§ **Dataset items**:
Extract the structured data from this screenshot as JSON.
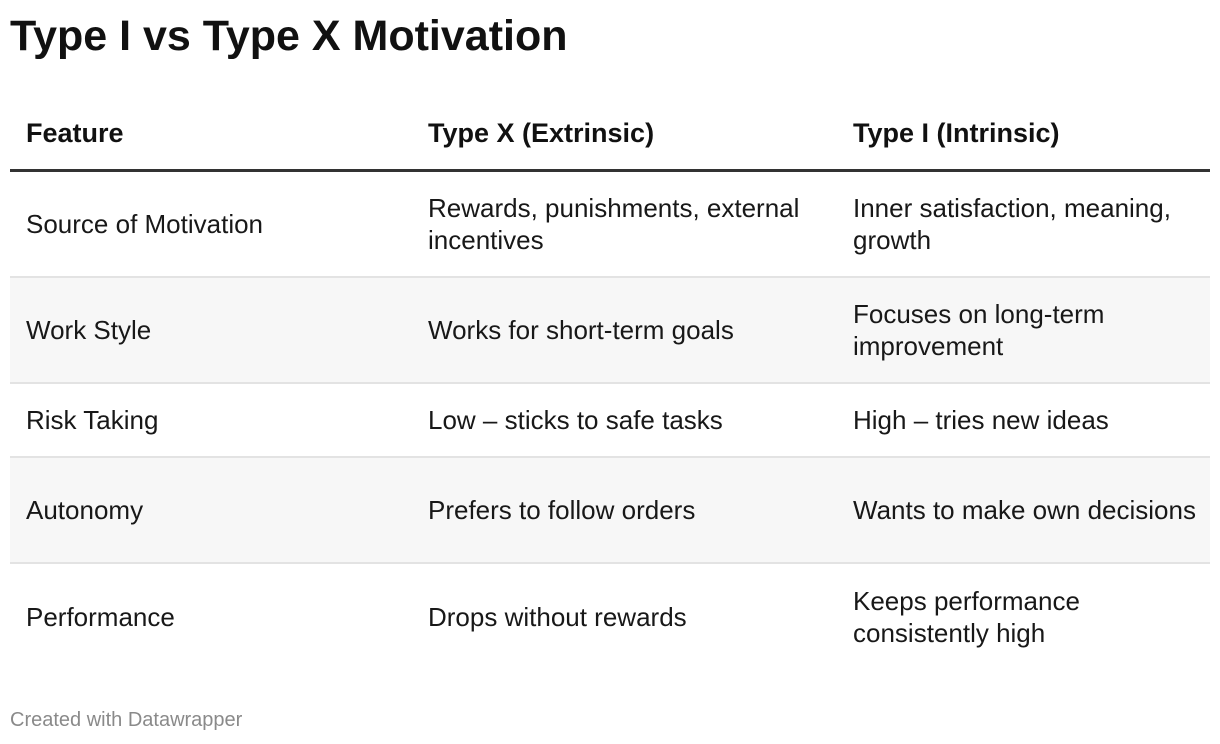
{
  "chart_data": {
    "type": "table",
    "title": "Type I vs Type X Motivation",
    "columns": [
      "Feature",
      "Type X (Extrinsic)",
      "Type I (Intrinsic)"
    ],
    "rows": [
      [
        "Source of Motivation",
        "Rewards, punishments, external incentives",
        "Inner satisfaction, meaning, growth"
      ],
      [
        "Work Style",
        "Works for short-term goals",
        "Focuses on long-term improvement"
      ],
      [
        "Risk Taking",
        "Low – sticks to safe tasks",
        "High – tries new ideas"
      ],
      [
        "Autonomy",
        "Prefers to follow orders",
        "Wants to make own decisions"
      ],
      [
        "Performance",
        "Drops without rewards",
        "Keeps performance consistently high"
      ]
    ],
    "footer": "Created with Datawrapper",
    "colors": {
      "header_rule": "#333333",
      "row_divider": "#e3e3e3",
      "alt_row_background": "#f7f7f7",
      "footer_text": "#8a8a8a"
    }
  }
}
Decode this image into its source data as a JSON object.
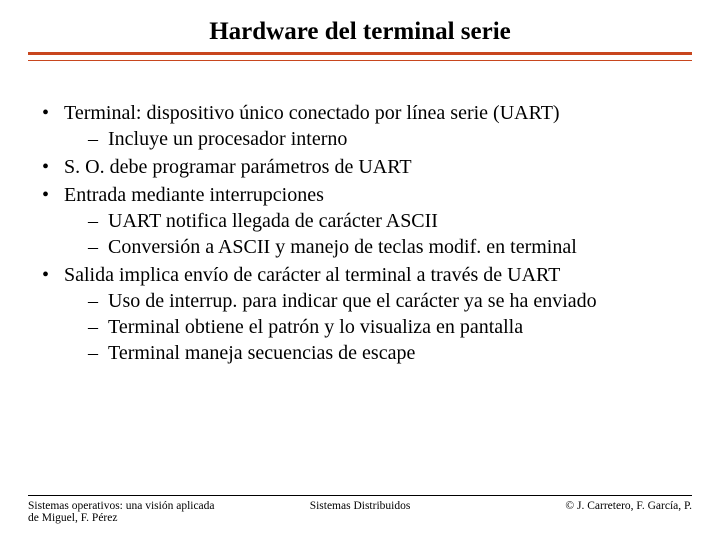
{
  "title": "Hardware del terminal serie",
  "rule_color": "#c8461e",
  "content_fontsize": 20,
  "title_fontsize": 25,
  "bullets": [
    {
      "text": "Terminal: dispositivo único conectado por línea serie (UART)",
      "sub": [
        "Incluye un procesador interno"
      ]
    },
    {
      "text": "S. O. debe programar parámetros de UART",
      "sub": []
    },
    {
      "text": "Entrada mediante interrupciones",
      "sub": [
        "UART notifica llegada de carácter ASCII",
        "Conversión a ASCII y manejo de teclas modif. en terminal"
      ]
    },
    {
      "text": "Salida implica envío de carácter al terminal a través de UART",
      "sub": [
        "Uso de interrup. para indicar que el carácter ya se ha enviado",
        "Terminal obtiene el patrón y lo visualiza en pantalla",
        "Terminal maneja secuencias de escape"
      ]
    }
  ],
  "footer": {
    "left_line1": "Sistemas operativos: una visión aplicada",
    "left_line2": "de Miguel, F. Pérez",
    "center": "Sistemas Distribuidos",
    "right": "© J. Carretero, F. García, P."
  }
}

§ **Directive**: Look for "Motivation" and pull out every line that has it.

§ **Result of this exercise**:
    "title": "Type I vs Type X Motivation",
        "Source of Motivation",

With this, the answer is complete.